Data listing:
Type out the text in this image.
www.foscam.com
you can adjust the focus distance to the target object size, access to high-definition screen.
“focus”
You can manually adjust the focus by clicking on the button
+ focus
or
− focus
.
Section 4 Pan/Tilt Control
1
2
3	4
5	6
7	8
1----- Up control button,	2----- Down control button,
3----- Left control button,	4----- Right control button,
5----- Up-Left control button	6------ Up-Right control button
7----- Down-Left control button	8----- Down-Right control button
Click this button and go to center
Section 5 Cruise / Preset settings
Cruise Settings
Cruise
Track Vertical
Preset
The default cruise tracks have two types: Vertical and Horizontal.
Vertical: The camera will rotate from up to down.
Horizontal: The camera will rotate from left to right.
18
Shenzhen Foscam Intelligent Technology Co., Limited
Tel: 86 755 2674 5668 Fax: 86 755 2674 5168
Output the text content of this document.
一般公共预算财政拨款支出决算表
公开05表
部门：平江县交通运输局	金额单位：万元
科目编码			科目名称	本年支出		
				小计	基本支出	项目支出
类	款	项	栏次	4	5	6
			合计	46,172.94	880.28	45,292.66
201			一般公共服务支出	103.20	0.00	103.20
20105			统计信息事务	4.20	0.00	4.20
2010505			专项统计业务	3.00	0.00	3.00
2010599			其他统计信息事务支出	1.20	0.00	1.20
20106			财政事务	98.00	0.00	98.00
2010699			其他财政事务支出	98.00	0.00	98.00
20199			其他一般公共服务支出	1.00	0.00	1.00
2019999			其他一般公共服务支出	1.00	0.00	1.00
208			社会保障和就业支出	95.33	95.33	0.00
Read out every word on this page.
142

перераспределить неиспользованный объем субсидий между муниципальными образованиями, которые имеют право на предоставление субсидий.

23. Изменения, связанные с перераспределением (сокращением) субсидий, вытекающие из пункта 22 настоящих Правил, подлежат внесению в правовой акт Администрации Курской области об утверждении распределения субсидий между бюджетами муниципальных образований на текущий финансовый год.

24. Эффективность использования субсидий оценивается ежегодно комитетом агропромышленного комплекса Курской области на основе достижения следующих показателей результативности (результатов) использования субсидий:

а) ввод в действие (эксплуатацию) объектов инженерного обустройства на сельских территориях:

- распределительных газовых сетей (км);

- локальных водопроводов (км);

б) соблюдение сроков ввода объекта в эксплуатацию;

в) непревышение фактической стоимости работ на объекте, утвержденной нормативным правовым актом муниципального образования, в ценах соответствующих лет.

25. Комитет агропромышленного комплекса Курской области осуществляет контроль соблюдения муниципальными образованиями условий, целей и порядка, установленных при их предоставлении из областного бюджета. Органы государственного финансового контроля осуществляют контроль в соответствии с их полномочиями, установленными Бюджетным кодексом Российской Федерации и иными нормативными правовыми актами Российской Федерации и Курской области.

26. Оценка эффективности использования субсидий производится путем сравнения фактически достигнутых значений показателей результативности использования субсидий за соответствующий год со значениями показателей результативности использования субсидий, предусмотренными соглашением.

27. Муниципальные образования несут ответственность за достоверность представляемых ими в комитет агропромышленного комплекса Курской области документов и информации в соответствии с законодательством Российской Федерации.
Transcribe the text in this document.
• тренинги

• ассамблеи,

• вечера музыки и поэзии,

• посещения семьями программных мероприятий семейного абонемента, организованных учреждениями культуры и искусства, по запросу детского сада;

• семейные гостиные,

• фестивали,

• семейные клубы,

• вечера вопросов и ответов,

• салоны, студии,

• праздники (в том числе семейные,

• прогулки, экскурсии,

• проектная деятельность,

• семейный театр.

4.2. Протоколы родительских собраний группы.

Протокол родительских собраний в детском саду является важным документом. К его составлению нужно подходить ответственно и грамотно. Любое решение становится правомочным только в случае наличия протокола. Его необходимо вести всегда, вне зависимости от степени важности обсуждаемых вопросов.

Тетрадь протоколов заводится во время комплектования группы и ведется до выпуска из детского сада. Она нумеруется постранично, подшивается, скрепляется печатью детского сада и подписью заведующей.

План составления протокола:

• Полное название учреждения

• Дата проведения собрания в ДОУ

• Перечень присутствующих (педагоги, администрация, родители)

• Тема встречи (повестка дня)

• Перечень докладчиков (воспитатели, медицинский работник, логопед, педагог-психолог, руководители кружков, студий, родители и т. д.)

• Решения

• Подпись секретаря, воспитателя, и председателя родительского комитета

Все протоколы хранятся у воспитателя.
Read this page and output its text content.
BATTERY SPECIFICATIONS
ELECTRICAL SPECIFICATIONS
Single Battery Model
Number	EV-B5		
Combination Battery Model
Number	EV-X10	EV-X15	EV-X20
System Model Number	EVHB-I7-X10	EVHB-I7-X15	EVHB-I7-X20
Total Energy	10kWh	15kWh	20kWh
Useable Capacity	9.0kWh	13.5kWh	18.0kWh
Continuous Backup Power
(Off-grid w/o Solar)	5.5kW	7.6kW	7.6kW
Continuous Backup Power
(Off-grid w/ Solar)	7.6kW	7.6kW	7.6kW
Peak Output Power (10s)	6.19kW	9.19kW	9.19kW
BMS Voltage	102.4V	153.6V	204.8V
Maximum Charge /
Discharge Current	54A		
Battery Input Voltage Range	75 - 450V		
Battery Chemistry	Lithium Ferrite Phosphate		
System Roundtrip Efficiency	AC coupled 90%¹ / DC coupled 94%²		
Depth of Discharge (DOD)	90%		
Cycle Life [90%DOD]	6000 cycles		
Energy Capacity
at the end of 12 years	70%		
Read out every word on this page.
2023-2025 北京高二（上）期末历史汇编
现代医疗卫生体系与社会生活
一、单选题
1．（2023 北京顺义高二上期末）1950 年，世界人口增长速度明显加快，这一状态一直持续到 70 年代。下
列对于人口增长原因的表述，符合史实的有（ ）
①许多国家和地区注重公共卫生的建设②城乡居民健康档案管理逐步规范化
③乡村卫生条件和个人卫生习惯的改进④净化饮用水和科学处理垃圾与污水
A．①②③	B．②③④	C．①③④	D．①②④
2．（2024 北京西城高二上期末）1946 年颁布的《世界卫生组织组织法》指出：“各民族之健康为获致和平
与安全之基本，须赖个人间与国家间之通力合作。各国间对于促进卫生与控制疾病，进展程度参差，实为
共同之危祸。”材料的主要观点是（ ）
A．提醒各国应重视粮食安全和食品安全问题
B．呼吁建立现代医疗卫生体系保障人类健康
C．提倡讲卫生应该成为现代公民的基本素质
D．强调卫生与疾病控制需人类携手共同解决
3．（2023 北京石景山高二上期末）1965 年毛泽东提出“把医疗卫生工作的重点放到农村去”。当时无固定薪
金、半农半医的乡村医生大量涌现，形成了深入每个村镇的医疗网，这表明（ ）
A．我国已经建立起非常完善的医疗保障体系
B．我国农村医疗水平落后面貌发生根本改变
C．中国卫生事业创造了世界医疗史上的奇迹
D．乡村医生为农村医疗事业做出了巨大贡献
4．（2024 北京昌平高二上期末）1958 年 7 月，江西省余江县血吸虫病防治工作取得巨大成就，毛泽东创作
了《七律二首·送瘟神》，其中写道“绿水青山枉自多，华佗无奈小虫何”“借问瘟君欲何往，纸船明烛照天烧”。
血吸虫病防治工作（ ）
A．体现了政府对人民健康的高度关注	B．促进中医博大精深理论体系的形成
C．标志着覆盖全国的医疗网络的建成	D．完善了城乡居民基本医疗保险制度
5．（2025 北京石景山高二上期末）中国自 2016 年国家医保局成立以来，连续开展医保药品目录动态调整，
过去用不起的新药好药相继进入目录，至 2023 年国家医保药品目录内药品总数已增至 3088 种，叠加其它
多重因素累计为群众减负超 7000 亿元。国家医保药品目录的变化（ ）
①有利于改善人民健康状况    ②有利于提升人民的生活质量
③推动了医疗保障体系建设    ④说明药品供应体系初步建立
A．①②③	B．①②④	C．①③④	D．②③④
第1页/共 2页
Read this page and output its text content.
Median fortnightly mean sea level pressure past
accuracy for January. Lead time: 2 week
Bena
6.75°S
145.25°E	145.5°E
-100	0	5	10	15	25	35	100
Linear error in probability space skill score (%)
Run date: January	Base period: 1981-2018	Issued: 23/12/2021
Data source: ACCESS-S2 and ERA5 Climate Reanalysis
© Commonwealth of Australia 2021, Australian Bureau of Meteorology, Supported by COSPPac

**WORK TO BE COMPLETED:**
Tell how many lines contain the word "области", using only the number.

**RESPONSE TO THE TASK:**
4